From the listing, collect all lines containing the word "Shell".

# Start of Dataset rows

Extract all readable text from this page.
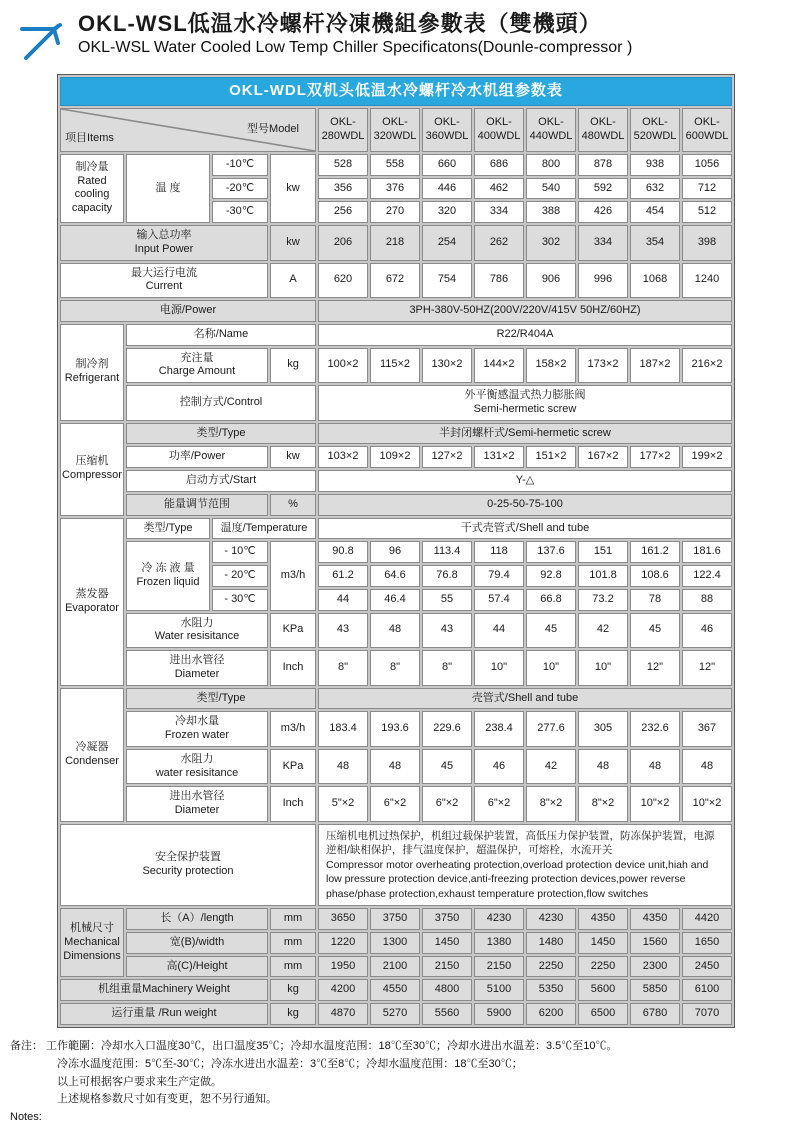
OKL-WSL低温水冷螺杆冷凍機組參數表（雙機頭）
OKL-WSL Water Cooled Low Temp Chiller Specificatons(Dounle-compressor )
OKL-WDL双机头低温水冷螺杆冷水机组参数表											

项目Items
型号Model				OKL-280WDL	OKL-320WDL	OKL-360WDL	OKL-400WDL	OKL-440WDL	OKL-480WDL	OKL-520WDL	OKL-600WDL

制冷量
Rated cooling capacity	温 度	-10℃	kw	528	558	660	686	800	878	938	1056
		-20℃		356	376	446	462	540	592	632	712
		-30℃		256	270	320	334	388	426	454	512

输入总功率
Input Power			kw	206	218	254	262	302	334	354	398

最大运行电流
Current			A	620	672	754	786	906	996	1068	1240
电源/Power				3PH-380V-50HZ(200V/220V/415V 50HZ/60HZ)							

制冷剂
Refrigerant	名称/Name			R22/R404A							

	充注量
Charge Amount		kg	100×2	115×2	130×2	144×2	158×2	173×2	187×2	216×2
	控制方式/Control			外平衡感温式热力膨胀阀
Semi-hermetic screw							

压缩机
Compressor	类型/Type			半封闭螺杆式/Semi-hermetic screw							
	功率/Power		kw	103×2	109×2	127×2	131×2	151×2	167×2	177×2	199×2
	启动方式/Start			Y-△							
	能量调节范围		%	0-25-50-75-100							

蒸发器
Evaporator	类型/Type	温度/Temperature		干式壳管式/Shell and tube							

	冷 冻 液 量
Frozen liquid	- 10℃	m3/h	90.8	96	113.4	118	137.6	151	161.2	181.6
		- 20℃		61.2	64.6	76.8	79.4	92.8	101.8	108.6	122.4
		- 30℃		44	46.4	55	57.4	66.8	73.2	78	88

	水阻力
Water resisitance		KPa	43	48	43	44	45	42	45	46

	进出水管径
Diameter		Inch	8"	8"	8"	10"	10"	10"	12"	12"

冷凝器
Condenser	类型/Type			壳管式/Shell and tube							

	冷却水量
Frozen water		m3/h	183.4	193.6	229.6	238.4	277.6	305	232.6	367

	水阻力
water resisitance		KPa	48	48	45	46	42	48	48	48

	进出水管径
Diameter		Inch	5"×2	6"×2	6"×2	6"×2	8"×2	8"×2	10"×2	10"×2

安全保护装置
Security protection

压缩机电机过热保护，机组过载保护装置，高低压力保护装置，防冻保护装置，电源逆相/缺相保护，排气温度保护，超温保护，可熔栓，水流开关
Compressor motor overheating protection,overload protection device unit,hiah and low pressure protection device,anti-freezing protection devices,power reverse phase/phase protection,exhaust temperature protection,flow switches

机械尺寸
Mechanical Dimensions	长（A）/length		mm	3650	3750	3750	4230	4230	4350	4350	4420
	宽(B)/width		mm	1220	1300	1450	1380	1480	1450	1560	1650
	高(C)/Height		mm	1950	2100	2150	2150	2250	2250	2300	2450
机组重量Machinery Weight			kg	4200	4550	4800	5100	5350	5600	5850	6100
运行重量 /Run weight			kg	4870	5270	5560	5900	6200	6500	6780	7070
备注： 工作範圍：冷却水入口温度30℃，出口温度35℃；冷却水温度范围：18℃至30℃；冷却水进出水温差：3.5℃至10℃。
冷冻水温度范围：5℃至-30℃；冷冻水进出水温差：3℃至8℃；冷却水温度范围：18℃至30℃；
以上可根据客户要求来生产定做。
上述规格参数尺寸如有变更，恕不另行通知。
Notes:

# End of Dataset rows

§ Worked solution:
Evaporator	类型/Type	温度/Temperature		干式壳管式/Shell and tube							
Condenser	类型/Type			壳管式/Shell and tube							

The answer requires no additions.